Dataset items
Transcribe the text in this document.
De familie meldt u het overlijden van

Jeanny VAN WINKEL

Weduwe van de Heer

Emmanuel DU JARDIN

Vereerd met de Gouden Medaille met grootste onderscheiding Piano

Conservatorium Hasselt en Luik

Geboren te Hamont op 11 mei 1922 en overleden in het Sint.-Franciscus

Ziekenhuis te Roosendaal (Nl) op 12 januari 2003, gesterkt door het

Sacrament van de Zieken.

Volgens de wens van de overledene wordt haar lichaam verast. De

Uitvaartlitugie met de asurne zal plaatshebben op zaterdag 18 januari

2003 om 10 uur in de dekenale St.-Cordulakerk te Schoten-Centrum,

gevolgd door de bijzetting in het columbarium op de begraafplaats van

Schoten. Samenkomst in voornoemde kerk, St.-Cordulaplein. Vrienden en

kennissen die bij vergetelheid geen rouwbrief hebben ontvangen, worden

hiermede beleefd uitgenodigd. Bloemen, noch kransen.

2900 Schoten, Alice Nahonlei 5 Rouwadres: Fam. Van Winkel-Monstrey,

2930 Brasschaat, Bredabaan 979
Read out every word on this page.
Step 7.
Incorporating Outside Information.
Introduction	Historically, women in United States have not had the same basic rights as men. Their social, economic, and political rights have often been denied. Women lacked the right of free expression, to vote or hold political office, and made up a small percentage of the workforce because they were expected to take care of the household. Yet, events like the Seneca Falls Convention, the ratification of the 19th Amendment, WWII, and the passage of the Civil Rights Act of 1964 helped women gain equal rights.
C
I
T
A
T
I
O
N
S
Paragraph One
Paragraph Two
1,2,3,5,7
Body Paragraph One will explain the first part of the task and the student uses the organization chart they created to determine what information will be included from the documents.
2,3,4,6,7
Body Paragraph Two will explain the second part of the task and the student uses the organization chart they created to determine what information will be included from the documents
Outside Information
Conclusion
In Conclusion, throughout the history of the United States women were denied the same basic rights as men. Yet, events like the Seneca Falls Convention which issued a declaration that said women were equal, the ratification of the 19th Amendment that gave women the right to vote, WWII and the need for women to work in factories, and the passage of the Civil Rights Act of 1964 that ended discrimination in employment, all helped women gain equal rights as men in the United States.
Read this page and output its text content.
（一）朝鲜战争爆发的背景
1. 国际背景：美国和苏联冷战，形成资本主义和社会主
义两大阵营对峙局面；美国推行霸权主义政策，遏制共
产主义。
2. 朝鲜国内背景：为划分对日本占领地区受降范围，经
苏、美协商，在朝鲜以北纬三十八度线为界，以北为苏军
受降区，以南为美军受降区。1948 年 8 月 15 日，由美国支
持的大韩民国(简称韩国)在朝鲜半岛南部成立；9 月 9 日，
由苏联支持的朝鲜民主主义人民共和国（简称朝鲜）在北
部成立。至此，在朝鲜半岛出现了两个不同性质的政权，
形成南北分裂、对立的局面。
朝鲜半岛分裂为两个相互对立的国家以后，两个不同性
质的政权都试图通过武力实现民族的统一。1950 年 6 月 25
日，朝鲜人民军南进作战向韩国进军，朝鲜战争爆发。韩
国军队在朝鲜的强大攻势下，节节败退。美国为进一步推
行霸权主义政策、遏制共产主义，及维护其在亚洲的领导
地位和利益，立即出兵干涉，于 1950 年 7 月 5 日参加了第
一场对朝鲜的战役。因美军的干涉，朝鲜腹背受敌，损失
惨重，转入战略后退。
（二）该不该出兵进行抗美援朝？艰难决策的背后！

▸ Challenge
Look above for the line containing "Read this page and output its text content.", then transcribe it and all lines after it through the last, exactly and with nothing else.

▸ Result of this task
Read this page and output its text content.
（一）朝鲜战争爆发的背景
1. 国际背景：美国和苏联冷战，形成资本主义和社会主
义两大阵营对峙局面；美国推行霸权主义政策，遏制共
产主义。
2. 朝鲜国内背景：为划分对日本占领地区受降范围，经
苏、美协商，在朝鲜以北纬三十八度线为界，以北为苏军
受降区，以南为美军受降区。1948 年 8 月 15 日，由美国支
持的大韩民国(简称韩国)在朝鲜半岛南部成立；9 月 9 日，
由苏联支持的朝鲜民主主义人民共和国（简称朝鲜）在北
部成立。至此，在朝鲜半岛出现了两个不同性质的政权，
形成南北分裂、对立的局面。
朝鲜半岛分裂为两个相互对立的国家以后，两个不同性
质的政权都试图通过武力实现民族的统一。1950 年 6 月 25
日，朝鲜人民军南进作战向韩国进军，朝鲜战争爆发。韩
国军队在朝鲜的强大攻势下，节节败退。美国为进一步推
行霸权主义政策、遏制共产主义，及维护其在亚洲的领导
地位和利益，立即出兵干涉，于 1950 年 7 月 5 日参加了第
一场对朝鲜的战役。因美军的干涉，朝鲜腹背受敌，损失
惨重，转入战略后退。
（二）该不该出兵进行抗美援朝？艰难决策的背后！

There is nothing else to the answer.